> [Task description] Across the entries, how many lines have the string "text" in them? Reply with only a number.

> [Task input]
.....
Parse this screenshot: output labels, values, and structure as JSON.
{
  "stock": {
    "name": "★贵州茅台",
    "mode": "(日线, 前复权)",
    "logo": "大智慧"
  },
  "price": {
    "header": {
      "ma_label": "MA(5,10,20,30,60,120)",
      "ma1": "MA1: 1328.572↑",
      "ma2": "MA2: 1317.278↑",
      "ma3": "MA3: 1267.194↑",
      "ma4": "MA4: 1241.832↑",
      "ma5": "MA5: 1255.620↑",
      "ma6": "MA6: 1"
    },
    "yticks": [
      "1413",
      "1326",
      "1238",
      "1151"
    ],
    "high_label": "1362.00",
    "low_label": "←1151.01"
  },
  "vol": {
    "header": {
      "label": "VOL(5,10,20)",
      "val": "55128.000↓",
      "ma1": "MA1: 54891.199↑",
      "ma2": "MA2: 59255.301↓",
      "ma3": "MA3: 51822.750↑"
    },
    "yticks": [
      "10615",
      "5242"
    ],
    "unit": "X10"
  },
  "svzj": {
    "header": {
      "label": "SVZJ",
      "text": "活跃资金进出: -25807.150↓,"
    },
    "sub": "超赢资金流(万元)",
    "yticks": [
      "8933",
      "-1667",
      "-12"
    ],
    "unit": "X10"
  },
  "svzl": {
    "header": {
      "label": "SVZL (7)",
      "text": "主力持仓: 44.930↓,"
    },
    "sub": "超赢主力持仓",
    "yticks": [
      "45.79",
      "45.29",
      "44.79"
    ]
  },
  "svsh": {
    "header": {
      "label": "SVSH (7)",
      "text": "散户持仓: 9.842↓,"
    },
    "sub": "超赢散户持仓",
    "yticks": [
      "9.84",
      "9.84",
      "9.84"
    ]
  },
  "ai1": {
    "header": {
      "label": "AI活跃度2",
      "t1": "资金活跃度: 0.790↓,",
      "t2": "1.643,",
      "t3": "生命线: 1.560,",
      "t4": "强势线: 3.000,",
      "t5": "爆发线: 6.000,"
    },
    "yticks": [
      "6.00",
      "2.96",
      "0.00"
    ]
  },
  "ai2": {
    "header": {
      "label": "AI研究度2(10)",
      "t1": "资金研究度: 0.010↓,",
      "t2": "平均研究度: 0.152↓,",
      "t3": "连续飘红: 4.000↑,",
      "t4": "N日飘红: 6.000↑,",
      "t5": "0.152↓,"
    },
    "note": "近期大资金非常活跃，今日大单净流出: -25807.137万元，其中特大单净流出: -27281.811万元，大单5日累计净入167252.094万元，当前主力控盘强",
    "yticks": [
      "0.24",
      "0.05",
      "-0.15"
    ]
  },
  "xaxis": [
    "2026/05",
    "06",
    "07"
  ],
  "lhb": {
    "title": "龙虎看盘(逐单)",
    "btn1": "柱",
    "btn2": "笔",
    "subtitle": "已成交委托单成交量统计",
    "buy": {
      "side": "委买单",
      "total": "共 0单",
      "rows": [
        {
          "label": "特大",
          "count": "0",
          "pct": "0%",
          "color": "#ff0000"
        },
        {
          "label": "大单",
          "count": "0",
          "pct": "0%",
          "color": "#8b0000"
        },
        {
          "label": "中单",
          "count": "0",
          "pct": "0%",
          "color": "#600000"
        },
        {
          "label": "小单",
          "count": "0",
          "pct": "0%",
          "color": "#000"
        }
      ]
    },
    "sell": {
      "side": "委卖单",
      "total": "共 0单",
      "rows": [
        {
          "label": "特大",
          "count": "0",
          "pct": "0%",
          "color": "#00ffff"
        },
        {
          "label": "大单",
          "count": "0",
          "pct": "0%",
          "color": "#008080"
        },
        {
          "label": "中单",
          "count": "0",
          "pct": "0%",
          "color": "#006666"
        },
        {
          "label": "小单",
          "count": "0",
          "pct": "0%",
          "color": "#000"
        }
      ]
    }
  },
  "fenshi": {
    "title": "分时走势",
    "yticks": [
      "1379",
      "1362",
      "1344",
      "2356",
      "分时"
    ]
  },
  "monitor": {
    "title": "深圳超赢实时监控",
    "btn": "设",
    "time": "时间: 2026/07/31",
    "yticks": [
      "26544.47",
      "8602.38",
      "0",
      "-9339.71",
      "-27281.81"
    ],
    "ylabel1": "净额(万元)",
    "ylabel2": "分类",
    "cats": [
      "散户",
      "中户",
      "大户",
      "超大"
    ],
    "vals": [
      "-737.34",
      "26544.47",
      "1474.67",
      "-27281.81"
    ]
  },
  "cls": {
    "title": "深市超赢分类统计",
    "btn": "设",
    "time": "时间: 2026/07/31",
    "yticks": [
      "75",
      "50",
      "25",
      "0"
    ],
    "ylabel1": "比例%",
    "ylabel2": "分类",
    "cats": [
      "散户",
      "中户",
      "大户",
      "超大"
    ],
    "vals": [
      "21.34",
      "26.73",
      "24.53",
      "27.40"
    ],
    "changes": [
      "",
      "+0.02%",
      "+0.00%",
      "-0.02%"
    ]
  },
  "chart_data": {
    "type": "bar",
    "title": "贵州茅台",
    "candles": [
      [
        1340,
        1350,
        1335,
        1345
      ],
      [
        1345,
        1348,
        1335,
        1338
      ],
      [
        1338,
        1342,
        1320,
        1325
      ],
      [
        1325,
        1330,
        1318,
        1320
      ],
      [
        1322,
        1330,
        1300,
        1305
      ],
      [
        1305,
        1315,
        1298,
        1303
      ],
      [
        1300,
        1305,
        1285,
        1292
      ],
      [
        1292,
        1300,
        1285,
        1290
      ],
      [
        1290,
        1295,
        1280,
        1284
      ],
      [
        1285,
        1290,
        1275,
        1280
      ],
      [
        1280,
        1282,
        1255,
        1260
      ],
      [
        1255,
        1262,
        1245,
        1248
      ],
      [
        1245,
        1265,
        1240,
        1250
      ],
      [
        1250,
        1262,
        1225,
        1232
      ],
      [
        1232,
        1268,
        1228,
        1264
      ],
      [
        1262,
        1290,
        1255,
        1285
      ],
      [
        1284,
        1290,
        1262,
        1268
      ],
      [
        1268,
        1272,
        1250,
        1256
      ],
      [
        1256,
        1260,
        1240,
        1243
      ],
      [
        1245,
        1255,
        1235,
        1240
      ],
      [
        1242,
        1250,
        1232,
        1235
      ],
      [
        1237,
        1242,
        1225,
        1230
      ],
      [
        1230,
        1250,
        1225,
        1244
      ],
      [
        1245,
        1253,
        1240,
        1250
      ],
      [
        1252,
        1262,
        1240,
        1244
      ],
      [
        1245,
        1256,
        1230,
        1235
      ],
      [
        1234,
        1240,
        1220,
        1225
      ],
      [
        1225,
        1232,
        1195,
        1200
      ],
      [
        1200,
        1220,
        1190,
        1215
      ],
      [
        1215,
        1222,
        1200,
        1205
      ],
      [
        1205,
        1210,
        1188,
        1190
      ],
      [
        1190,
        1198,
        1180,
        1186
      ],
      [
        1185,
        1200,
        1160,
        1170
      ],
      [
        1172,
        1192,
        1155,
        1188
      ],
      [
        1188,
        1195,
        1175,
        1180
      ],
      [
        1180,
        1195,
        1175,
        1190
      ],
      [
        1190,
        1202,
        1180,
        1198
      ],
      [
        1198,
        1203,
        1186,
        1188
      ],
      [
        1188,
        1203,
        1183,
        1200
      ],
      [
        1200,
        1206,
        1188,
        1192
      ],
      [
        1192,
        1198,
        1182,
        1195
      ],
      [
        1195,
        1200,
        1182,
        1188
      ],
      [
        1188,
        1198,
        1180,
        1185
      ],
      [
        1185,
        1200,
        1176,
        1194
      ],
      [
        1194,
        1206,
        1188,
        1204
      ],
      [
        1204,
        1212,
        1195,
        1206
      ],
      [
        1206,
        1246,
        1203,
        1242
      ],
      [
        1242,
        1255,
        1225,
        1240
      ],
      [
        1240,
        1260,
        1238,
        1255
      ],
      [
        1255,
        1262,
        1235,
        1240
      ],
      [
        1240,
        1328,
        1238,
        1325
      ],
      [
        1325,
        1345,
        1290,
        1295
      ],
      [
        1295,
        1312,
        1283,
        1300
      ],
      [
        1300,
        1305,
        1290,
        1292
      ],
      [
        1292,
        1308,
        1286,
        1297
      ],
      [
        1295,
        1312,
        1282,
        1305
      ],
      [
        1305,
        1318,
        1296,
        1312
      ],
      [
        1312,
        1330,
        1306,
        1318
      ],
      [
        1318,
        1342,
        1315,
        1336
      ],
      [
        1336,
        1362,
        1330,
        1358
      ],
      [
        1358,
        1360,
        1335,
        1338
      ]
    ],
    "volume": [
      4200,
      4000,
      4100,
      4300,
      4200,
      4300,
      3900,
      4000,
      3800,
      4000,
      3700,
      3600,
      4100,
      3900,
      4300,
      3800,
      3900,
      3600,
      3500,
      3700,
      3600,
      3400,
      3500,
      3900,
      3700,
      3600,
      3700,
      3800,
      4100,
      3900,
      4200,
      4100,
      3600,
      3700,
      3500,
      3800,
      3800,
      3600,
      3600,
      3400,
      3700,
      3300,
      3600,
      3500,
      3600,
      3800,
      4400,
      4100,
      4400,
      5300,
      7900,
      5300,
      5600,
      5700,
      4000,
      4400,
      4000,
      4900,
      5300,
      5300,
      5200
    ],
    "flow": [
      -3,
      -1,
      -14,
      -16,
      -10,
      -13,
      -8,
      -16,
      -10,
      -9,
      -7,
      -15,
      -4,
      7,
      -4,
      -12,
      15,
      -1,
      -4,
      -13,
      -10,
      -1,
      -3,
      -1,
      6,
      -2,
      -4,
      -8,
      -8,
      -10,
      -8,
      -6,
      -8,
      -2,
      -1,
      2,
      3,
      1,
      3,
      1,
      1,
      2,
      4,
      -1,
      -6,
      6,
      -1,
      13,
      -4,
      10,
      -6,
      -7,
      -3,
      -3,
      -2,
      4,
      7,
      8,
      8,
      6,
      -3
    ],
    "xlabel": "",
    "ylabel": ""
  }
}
.....
> [Solved problem] 3